- **TASK BRIEF**:
Your task is to reproduce the material exactly.

○ ○ ○

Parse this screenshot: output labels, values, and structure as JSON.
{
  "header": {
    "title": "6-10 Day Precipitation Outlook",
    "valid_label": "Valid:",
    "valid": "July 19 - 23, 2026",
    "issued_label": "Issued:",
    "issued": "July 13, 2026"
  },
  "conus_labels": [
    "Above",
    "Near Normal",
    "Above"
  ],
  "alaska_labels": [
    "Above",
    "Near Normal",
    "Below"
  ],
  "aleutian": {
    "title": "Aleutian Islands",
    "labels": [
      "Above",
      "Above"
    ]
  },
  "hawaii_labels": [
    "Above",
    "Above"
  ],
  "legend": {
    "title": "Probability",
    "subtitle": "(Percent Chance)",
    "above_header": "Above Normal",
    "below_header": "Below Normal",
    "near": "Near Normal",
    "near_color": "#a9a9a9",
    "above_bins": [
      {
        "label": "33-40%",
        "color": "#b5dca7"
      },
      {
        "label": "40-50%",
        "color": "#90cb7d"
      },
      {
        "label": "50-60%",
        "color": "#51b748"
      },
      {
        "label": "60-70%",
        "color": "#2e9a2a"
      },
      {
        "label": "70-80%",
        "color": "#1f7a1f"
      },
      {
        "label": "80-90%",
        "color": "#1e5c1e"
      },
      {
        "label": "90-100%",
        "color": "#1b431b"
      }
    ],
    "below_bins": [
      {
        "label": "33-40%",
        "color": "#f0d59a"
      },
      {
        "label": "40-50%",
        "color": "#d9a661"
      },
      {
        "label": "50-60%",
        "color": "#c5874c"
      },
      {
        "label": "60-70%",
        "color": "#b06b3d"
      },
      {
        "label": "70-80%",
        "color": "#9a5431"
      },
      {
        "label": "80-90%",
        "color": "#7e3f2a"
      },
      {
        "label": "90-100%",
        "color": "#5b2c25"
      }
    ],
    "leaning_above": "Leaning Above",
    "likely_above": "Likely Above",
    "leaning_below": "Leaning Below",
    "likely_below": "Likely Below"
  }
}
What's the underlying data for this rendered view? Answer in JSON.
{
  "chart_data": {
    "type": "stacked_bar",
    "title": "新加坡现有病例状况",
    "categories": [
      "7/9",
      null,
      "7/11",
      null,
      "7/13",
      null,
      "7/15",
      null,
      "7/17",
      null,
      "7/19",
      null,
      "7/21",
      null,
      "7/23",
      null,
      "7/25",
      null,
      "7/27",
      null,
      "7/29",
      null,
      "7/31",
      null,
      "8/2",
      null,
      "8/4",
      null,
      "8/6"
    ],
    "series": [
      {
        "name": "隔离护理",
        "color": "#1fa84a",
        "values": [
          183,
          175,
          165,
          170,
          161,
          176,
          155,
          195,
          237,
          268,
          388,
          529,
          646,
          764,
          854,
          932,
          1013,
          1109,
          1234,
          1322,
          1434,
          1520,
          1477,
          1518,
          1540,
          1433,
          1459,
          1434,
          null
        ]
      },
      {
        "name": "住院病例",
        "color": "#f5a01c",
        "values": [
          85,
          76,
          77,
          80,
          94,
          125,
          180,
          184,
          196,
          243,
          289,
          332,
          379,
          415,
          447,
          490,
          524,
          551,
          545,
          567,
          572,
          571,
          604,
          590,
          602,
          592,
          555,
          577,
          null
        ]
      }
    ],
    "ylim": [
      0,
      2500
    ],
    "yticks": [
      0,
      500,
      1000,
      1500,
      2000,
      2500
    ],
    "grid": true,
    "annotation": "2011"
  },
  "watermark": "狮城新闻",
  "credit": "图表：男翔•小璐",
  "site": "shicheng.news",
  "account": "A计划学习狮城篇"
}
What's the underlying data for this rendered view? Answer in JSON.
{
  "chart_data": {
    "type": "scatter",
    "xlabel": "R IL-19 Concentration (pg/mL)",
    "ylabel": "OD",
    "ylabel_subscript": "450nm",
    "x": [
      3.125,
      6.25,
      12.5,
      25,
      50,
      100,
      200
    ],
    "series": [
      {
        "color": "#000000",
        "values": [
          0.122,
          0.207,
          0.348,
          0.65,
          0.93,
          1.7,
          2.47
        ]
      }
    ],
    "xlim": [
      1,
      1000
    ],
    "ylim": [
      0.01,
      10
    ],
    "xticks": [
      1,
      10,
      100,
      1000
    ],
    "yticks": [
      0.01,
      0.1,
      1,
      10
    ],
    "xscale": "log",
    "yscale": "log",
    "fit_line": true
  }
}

○ ○ ○

- **FULL OUTPUT**:
Parse this screenshot: output labels, values, and structure as JSON.
{
  "header": {
    "title": "6-10 Day Precipitation Outlook",
    "valid_label": "Valid:",
    "valid": "July 19 - 23, 2026",
    "issued_label": "Issued:",
    "issued": "July 13, 2026"
  },
  "conus_labels": [
    "Above",
    "Near Normal",
    "Above"
  ],
  "alaska_labels": [
    "Above",
    "Near Normal",
    "Below"
  ],
  "aleutian": {
    "title": "Aleutian Islands",
    "labels": [
      "Above",
      "Above"
    ]
  },
  "hawaii_labels": [
    "Above",
    "Above"
  ],
  "legend": {
    "title": "Probability",
    "subtitle": "(Percent Chance)",
    "above_header": "Above Normal",
    "below_header": "Below Normal",
    "near": "Near Normal",
    "near_color": "#a9a9a9",
    "above_bins": [
      {
        "label": "33-40%",
        "color": "#b5dca7"
      },
      {
        "label": "40-50%",
        "color": "#90cb7d"
      },
      {
        "label": "50-60%",
        "color": "#51b748"
      },
      {
        "label": "60-70%",
        "color": "#2e9a2a"
      },
      {
        "label": "70-80%",
        "color": "#1f7a1f"
      },
      {
        "label": "80-90%",
        "color": "#1e5c1e"
      },
      {
        "label": "90-100%",
        "color": "#1b431b"
      }
    ],
    "below_bins": [
      {
        "label": "33-40%",
        "color": "#f0d59a"
      },
      {
        "label": "40-50%",
        "color": "#d9a661"
      },
      {
        "label": "50-60%",
        "color": "#c5874c"
      },
      {
        "label": "60-70%",
        "color": "#b06b3d"
      },
      {
        "label": "70-80%",
        "color": "#9a5431"
      },
      {
        "label": "80-90%",
        "color": "#7e3f2a"
      },
      {
        "label": "90-100%",
        "color": "#5b2c25"
      }
    ],
    "leaning_above": "Leaning Above",
    "likely_above": "Likely Above",
    "leaning_below": "Leaning Below",
    "likely_below": "Likely Below"
  }
}
What's the underlying data for this rendered view? Answer in JSON.
{
  "chart_data": {
    "type": "stacked_bar",
    "title": "新加坡现有病例状况",
    "categories": [
      "7/9",
      null,
      "7/11",
      null,
      "7/13",
      null,
      "7/15",
      null,
      "7/17",
      null,
      "7/19",
      null,
      "7/21",
      null,
      "7/23",
      null,
      "7/25",
      null,
      "7/27",
      null,
      "7/29",
      null,
      "7/31",
      null,
      "8/2",
      null,
      "8/4",
      null,
      "8/6"
    ],
    "series": [
      {
        "name": "隔离护理",
        "color": "#1fa84a",
        "values": [
          183,
          175,
          165,
          170,
          161,
          176,
          155,
          195,
          237,
          268,
          388,
          529,
          646,
          764,
          854,
          932,
          1013,
          1109,
          1234,
          1322,
          1434,
          1520,
          1477,
          1518,
          1540,
          1433,
          1459,
          1434,
          null
        ]
      },
      {
        "name": "住院病例",
        "color": "#f5a01c",
        "values": [
          85,
          76,
          77,
          80,
          94,
          125,
          180,
          184,
          196,
          243,
          289,
          332,
          379,
          415,
          447,
          490,
          524,
          551,
          545,
          567,
          572,
          571,
          604,
          590,
          602,
          592,
          555,
          577,
          null
        ]
      }
    ],
    "ylim": [
      0,
      2500
    ],
    "yticks": [
      0,
      500,
      1000,
      1500,
      2000,
      2500
    ],
    "grid": true,
    "annotation": "2011"
  },
  "watermark": "狮城新闻",
  "credit": "图表：男翔•小璐",
  "site": "shicheng.news",
  "account": "A计划学习狮城篇"
}
What's the underlying data for this rendered view? Answer in JSON.
{
  "chart_data": {
    "type": "scatter",
    "xlabel": "R IL-19 Concentration (pg/mL)",
    "ylabel": "OD",
    "ylabel_subscript": "450nm",
    "x": [
      3.125,
      6.25,
      12.5,
      25,
      50,
      100,
      200
    ],
    "series": [
      {
        "color": "#000000",
        "values": [
          0.122,
          0.207,
          0.348,
          0.65,
          0.93,
          1.7,
          2.47
        ]
      }
    ],
    "xlim": [
      1,
      1000
    ],
    "ylim": [
      0.01,
      10
    ],
    "xticks": [
      1,
      10,
      100,
      1000
    ],
    "yticks": [
      0.01,
      0.1,
      1,
      10
    ],
    "xscale": "log",
    "yscale": "log",
    "fit_line": true
  }
}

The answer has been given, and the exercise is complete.